WRITTEN PROBLEM:
Lift every line from the entries that includes the word "Free".

TASK MATERIAL:
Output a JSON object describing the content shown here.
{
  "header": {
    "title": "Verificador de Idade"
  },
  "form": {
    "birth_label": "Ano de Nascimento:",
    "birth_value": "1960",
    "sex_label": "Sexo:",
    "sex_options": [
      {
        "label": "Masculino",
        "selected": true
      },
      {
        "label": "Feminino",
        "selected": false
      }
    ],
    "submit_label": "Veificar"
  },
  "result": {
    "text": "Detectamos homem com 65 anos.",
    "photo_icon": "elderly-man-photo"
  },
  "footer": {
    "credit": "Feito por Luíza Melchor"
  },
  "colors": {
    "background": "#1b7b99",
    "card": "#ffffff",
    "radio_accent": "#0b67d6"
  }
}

...

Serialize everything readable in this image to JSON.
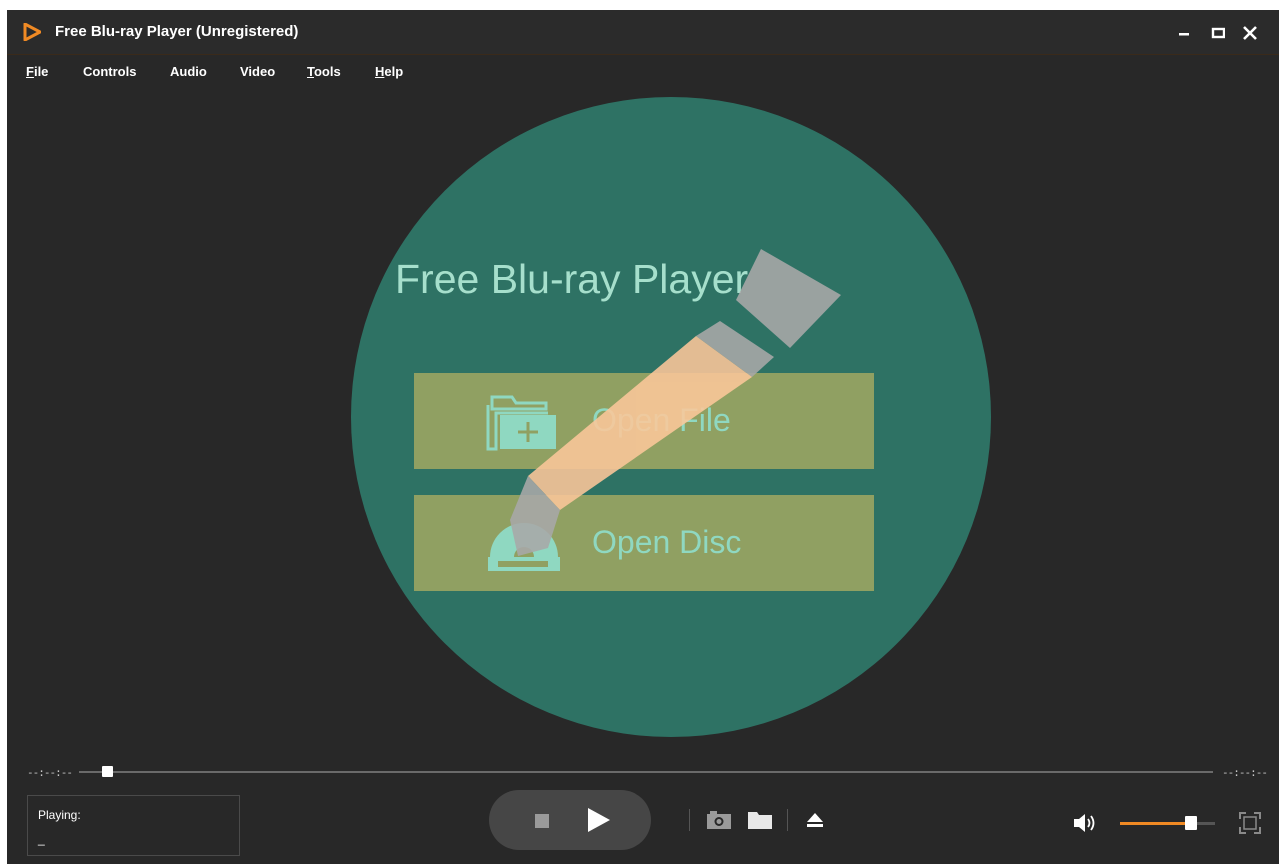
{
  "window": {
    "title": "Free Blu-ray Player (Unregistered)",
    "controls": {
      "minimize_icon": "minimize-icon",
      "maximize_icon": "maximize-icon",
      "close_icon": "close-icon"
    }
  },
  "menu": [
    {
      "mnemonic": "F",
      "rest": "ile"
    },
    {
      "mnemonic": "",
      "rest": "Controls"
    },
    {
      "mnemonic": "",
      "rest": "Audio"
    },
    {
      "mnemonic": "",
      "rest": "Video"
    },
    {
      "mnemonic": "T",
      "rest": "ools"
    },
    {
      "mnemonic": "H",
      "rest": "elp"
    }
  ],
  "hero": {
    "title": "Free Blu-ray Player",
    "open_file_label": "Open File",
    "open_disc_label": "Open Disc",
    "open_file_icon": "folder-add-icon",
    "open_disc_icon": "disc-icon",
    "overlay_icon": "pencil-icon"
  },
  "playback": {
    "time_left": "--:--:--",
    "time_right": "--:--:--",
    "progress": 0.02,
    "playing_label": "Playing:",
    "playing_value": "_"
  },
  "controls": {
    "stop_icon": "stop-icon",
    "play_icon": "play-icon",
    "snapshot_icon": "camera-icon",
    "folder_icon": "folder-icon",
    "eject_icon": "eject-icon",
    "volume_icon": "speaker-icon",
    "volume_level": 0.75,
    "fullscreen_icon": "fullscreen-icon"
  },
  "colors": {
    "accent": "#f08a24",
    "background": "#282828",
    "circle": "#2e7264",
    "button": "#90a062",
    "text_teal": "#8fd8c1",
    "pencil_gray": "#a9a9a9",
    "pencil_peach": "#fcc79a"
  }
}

--

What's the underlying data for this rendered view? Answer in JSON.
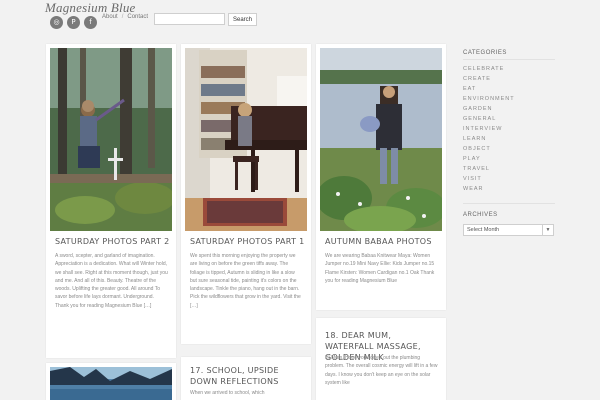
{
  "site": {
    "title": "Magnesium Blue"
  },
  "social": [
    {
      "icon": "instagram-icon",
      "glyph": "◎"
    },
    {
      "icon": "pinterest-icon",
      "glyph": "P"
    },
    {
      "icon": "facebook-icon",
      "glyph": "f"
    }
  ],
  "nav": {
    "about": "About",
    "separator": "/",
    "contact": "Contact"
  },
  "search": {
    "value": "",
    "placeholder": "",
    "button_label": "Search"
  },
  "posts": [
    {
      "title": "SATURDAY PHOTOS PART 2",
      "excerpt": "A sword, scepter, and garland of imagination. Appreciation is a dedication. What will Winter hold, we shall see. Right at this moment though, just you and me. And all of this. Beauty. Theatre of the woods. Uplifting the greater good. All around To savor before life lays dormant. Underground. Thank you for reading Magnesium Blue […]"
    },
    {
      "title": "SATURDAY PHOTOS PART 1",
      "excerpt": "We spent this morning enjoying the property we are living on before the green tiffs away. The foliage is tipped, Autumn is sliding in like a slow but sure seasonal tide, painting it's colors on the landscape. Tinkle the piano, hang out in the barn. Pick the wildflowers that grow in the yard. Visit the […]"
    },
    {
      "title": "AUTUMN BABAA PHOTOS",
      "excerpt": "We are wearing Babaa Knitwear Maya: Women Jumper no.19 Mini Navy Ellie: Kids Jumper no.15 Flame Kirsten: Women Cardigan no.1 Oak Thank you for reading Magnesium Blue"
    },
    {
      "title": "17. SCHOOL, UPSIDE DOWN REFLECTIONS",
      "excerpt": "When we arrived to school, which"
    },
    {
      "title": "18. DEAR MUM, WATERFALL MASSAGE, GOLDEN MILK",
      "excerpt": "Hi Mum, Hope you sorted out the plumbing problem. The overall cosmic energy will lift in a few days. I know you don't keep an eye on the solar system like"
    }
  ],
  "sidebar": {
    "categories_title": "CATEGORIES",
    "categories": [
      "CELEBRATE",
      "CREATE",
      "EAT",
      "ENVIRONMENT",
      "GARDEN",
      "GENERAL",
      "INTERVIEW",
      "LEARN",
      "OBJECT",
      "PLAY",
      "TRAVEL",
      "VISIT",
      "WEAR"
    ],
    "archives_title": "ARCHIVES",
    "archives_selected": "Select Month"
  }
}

CORRECT RESULT:
    "title": "Free Blu-ray Player (Unregistered)",
    "title": "Free Blu-ray Player",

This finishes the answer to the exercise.